§ **Aim of the task**: Can you retype every record below exactly as written?

>> begin Dataset entries

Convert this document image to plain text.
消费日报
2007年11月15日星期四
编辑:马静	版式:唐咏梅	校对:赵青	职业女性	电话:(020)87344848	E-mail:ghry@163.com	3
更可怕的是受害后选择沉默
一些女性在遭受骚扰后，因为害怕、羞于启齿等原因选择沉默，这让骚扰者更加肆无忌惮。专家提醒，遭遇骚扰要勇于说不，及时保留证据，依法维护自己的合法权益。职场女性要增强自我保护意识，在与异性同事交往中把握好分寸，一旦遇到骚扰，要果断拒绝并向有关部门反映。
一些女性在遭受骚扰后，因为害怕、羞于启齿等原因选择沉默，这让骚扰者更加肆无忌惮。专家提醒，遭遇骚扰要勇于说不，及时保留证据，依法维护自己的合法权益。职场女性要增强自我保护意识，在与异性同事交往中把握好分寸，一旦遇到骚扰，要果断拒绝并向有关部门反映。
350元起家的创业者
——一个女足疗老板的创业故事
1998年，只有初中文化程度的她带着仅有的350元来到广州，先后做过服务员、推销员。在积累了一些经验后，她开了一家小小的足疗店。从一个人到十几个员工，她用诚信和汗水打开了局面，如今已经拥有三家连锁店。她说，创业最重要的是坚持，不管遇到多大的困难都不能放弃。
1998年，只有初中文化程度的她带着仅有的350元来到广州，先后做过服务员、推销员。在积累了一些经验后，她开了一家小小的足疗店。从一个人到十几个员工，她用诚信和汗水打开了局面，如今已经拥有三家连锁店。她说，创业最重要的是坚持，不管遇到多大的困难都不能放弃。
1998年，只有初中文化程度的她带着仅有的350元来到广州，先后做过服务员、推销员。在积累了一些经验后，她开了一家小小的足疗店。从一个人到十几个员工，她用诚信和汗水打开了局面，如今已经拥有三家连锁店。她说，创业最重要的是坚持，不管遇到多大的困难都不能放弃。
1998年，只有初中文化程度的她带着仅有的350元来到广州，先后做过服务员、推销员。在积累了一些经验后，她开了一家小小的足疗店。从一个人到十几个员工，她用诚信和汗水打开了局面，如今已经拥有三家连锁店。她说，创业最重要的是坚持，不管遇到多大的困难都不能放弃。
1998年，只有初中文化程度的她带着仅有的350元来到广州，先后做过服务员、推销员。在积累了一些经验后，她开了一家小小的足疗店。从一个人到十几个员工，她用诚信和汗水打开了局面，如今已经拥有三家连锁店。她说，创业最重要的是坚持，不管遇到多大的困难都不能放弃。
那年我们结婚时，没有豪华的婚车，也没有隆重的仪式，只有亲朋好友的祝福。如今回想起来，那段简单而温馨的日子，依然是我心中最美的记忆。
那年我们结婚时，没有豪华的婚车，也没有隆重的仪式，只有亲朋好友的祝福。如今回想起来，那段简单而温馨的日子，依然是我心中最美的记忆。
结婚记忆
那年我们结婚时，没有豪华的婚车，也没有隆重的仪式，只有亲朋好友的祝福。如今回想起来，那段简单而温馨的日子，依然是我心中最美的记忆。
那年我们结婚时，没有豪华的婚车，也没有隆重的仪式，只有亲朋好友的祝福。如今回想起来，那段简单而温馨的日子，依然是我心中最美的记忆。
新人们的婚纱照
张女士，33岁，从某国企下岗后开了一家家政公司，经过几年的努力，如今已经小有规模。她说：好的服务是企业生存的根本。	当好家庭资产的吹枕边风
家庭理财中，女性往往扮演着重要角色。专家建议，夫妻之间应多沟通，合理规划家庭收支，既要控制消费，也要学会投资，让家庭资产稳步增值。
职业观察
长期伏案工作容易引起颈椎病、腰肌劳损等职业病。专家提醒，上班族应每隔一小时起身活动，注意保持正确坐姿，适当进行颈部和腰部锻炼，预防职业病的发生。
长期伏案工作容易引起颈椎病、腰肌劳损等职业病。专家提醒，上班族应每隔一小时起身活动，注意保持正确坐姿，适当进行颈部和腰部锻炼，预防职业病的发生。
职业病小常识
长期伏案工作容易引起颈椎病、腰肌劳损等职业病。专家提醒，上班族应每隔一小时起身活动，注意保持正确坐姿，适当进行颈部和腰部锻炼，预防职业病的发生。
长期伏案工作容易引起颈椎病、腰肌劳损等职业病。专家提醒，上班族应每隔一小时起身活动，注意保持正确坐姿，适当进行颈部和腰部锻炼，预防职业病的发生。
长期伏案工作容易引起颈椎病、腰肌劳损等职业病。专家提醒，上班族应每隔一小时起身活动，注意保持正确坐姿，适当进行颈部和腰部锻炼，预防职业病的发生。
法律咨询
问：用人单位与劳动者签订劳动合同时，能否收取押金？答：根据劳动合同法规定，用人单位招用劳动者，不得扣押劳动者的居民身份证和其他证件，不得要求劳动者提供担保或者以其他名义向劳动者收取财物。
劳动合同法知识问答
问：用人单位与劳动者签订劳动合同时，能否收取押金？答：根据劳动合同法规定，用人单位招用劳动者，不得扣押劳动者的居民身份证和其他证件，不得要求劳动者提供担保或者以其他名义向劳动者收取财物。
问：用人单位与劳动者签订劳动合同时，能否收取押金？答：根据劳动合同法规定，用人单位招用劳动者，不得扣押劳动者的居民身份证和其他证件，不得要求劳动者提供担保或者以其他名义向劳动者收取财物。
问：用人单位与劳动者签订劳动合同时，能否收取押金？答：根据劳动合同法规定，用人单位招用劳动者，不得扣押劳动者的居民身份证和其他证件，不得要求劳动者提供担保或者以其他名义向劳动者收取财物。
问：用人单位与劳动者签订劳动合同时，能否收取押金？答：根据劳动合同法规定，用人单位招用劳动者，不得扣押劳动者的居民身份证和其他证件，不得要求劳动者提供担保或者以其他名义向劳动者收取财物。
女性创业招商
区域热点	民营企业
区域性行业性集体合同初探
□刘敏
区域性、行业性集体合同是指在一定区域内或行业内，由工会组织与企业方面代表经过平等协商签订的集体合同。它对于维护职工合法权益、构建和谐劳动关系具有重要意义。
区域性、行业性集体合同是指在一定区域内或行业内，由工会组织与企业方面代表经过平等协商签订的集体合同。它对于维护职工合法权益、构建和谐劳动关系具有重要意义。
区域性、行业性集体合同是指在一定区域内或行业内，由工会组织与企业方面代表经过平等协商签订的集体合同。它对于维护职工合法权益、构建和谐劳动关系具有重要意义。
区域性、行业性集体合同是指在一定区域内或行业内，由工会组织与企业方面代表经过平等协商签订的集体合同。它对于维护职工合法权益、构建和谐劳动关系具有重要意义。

>> end Dataset entries

§ **Response to the exercise**:
Convert this document image to plain text.
消费日报
2007年11月15日星期四
编辑:马静	版式:唐咏梅	校对:赵青	职业女性	电话:(020)87344848	E-mail:ghry@163.com	3
更可怕的是受害后选择沉默
一些女性在遭受骚扰后，因为害怕、羞于启齿等原因选择沉默，这让骚扰者更加肆无忌惮。专家提醒，遭遇骚扰要勇于说不，及时保留证据，依法维护自己的合法权益。职场女性要增强自我保护意识，在与异性同事交往中把握好分寸，一旦遇到骚扰，要果断拒绝并向有关部门反映。
一些女性在遭受骚扰后，因为害怕、羞于启齿等原因选择沉默，这让骚扰者更加肆无忌惮。专家提醒，遭遇骚扰要勇于说不，及时保留证据，依法维护自己的合法权益。职场女性要增强自我保护意识，在与异性同事交往中把握好分寸，一旦遇到骚扰，要果断拒绝并向有关部门反映。
350元起家的创业者
——一个女足疗老板的创业故事
1998年，只有初中文化程度的她带着仅有的350元来到广州，先后做过服务员、推销员。在积累了一些经验后，她开了一家小小的足疗店。从一个人到十几个员工，她用诚信和汗水打开了局面，如今已经拥有三家连锁店。她说，创业最重要的是坚持，不管遇到多大的困难都不能放弃。
1998年，只有初中文化程度的她带着仅有的350元来到广州，先后做过服务员、推销员。在积累了一些经验后，她开了一家小小的足疗店。从一个人到十几个员工，她用诚信和汗水打开了局面，如今已经拥有三家连锁店。她说，创业最重要的是坚持，不管遇到多大的困难都不能放弃。
1998年，只有初中文化程度的她带着仅有的350元来到广州，先后做过服务员、推销员。在积累了一些经验后，她开了一家小小的足疗店。从一个人到十几个员工，她用诚信和汗水打开了局面，如今已经拥有三家连锁店。她说，创业最重要的是坚持，不管遇到多大的困难都不能放弃。
1998年，只有初中文化程度的她带着仅有的350元来到广州，先后做过服务员、推销员。在积累了一些经验后，她开了一家小小的足疗店。从一个人到十几个员工，她用诚信和汗水打开了局面，如今已经拥有三家连锁店。她说，创业最重要的是坚持，不管遇到多大的困难都不能放弃。
1998年，只有初中文化程度的她带着仅有的350元来到广州，先后做过服务员、推销员。在积累了一些经验后，她开了一家小小的足疗店。从一个人到十几个员工，她用诚信和汗水打开了局面，如今已经拥有三家连锁店。她说，创业最重要的是坚持，不管遇到多大的困难都不能放弃。
那年我们结婚时，没有豪华的婚车，也没有隆重的仪式，只有亲朋好友的祝福。如今回想起来，那段简单而温馨的日子，依然是我心中最美的记忆。
那年我们结婚时，没有豪华的婚车，也没有隆重的仪式，只有亲朋好友的祝福。如今回想起来，那段简单而温馨的日子，依然是我心中最美的记忆。
结婚记忆
那年我们结婚时，没有豪华的婚车，也没有隆重的仪式，只有亲朋好友的祝福。如今回想起来，那段简单而温馨的日子，依然是我心中最美的记忆。
那年我们结婚时，没有豪华的婚车，也没有隆重的仪式，只有亲朋好友的祝福。如今回想起来，那段简单而温馨的日子，依然是我心中最美的记忆。
新人们的婚纱照
张女士，33岁，从某国企下岗后开了一家家政公司，经过几年的努力，如今已经小有规模。她说：好的服务是企业生存的根本。	当好家庭资产的吹枕边风
家庭理财中，女性往往扮演着重要角色。专家建议，夫妻之间应多沟通，合理规划家庭收支，既要控制消费，也要学会投资，让家庭资产稳步增值。
职业观察
长期伏案工作容易引起颈椎病、腰肌劳损等职业病。专家提醒，上班族应每隔一小时起身活动，注意保持正确坐姿，适当进行颈部和腰部锻炼，预防职业病的发生。
长期伏案工作容易引起颈椎病、腰肌劳损等职业病。专家提醒，上班族应每隔一小时起身活动，注意保持正确坐姿，适当进行颈部和腰部锻炼，预防职业病的发生。
职业病小常识
长期伏案工作容易引起颈椎病、腰肌劳损等职业病。专家提醒，上班族应每隔一小时起身活动，注意保持正确坐姿，适当进行颈部和腰部锻炼，预防职业病的发生。
长期伏案工作容易引起颈椎病、腰肌劳损等职业病。专家提醒，上班族应每隔一小时起身活动，注意保持正确坐姿，适当进行颈部和腰部锻炼，预防职业病的发生。
长期伏案工作容易引起颈椎病、腰肌劳损等职业病。专家提醒，上班族应每隔一小时起身活动，注意保持正确坐姿，适当进行颈部和腰部锻炼，预防职业病的发生。
法律咨询
问：用人单位与劳动者签订劳动合同时，能否收取押金？答：根据劳动合同法规定，用人单位招用劳动者，不得扣押劳动者的居民身份证和其他证件，不得要求劳动者提供担保或者以其他名义向劳动者收取财物。
劳动合同法知识问答
问：用人单位与劳动者签订劳动合同时，能否收取押金？答：根据劳动合同法规定，用人单位招用劳动者，不得扣押劳动者的居民身份证和其他证件，不得要求劳动者提供担保或者以其他名义向劳动者收取财物。
问：用人单位与劳动者签订劳动合同时，能否收取押金？答：根据劳动合同法规定，用人单位招用劳动者，不得扣押劳动者的居民身份证和其他证件，不得要求劳动者提供担保或者以其他名义向劳动者收取财物。
问：用人单位与劳动者签订劳动合同时，能否收取押金？答：根据劳动合同法规定，用人单位招用劳动者，不得扣押劳动者的居民身份证和其他证件，不得要求劳动者提供担保或者以其他名义向劳动者收取财物。
问：用人单位与劳动者签订劳动合同时，能否收取押金？答：根据劳动合同法规定，用人单位招用劳动者，不得扣押劳动者的居民身份证和其他证件，不得要求劳动者提供担保或者以其他名义向劳动者收取财物。
女性创业招商
区域热点	民营企业
区域性行业性集体合同初探
□刘敏
区域性、行业性集体合同是指在一定区域内或行业内，由工会组织与企业方面代表经过平等协商签订的集体合同。它对于维护职工合法权益、构建和谐劳动关系具有重要意义。
区域性、行业性集体合同是指在一定区域内或行业内，由工会组织与企业方面代表经过平等协商签订的集体合同。它对于维护职工合法权益、构建和谐劳动关系具有重要意义。
区域性、行业性集体合同是指在一定区域内或行业内，由工会组织与企业方面代表经过平等协商签订的集体合同。它对于维护职工合法权益、构建和谐劳动关系具有重要意义。
区域性、行业性集体合同是指在一定区域内或行业内，由工会组织与企业方面代表经过平等协商签订的集体合同。它对于维护职工合法权益、构建和谐劳动关系具有重要意义。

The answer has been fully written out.